**Stated problem**: Update the records below so that every "legend-label" reads "legend-entry", and keep every other part the same.

**Raw records**:
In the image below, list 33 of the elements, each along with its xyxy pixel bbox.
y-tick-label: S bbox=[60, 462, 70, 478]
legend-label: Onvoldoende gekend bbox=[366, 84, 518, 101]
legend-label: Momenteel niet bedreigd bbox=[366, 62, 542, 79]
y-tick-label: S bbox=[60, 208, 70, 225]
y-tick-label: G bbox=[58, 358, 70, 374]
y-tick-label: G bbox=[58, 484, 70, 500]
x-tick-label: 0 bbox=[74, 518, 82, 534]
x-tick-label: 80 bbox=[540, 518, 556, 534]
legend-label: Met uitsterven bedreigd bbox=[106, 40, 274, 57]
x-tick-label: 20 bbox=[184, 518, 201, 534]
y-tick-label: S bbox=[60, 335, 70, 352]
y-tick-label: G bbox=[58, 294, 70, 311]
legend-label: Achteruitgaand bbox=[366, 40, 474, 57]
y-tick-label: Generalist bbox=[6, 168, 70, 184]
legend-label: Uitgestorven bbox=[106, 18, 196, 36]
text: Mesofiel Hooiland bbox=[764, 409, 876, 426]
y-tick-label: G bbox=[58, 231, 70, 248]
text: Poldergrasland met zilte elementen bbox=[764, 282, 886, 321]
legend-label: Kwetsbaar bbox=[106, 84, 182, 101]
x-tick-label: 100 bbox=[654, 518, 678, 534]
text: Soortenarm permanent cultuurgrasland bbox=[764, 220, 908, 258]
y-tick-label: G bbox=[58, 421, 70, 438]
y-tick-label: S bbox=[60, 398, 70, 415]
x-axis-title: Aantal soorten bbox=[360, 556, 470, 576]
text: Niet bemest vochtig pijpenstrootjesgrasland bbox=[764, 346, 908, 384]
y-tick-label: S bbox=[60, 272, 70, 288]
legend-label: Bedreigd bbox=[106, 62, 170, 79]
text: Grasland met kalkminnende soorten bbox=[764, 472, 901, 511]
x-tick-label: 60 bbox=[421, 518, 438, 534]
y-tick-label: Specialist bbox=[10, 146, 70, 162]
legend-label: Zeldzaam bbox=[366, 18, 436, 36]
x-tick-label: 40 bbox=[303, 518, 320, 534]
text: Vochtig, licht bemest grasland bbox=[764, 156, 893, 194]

**Output below**:
In the image below, list 33 of the elements, each along with its xyxy pixel bbox.
y-tick-label: S bbox=[60, 462, 70, 478]
legend-entry: Onvoldoende gekend bbox=[366, 84, 518, 101]
legend-entry: Momenteel niet bedreigd bbox=[366, 62, 542, 79]
y-tick-label: S bbox=[60, 208, 70, 225]
y-tick-label: G bbox=[58, 358, 70, 374]
y-tick-label: G bbox=[58, 484, 70, 500]
x-tick-label: 0 bbox=[74, 518, 82, 534]
x-tick-label: 80 bbox=[540, 518, 556, 534]
legend-entry: Met uitsterven bedreigd bbox=[106, 40, 274, 57]
x-tick-label: 20 bbox=[184, 518, 201, 534]
y-tick-label: S bbox=[60, 335, 70, 352]
y-tick-label: G bbox=[58, 294, 70, 311]
legend-entry: Achteruitgaand bbox=[366, 40, 474, 57]
y-tick-label: Generalist bbox=[6, 168, 70, 184]
legend-entry: Uitgestorven bbox=[106, 18, 196, 36]
text: Mesofiel Hooiland bbox=[764, 409, 876, 426]
y-tick-label: G bbox=[58, 231, 70, 248]
text: Poldergrasland met zilte elementen bbox=[764, 282, 886, 321]
legend-entry: Kwetsbaar bbox=[106, 84, 182, 101]
x-tick-label: 100 bbox=[654, 518, 678, 534]
text: Soortenarm permanent cultuurgrasland bbox=[764, 220, 908, 258]
y-tick-label: G bbox=[58, 421, 70, 438]
y-tick-label: S bbox=[60, 398, 70, 415]
x-axis-title: Aantal soorten bbox=[360, 556, 470, 576]
text: Niet bemest vochtig pijpenstrootjesgrasland bbox=[764, 346, 908, 384]
y-tick-label: S bbox=[60, 272, 70, 288]
legend-entry: Bedreigd bbox=[106, 62, 170, 79]
text: Grasland met kalkminnende soorten bbox=[764, 472, 901, 511]
x-tick-label: 60 bbox=[421, 518, 438, 534]
y-tick-label: Specialist bbox=[10, 146, 70, 162]
legend-entry: Zeldzaam bbox=[366, 18, 436, 36]
x-tick-label: 40 bbox=[303, 518, 320, 534]
text: Vochtig, licht bemest grasland bbox=[764, 156, 893, 194]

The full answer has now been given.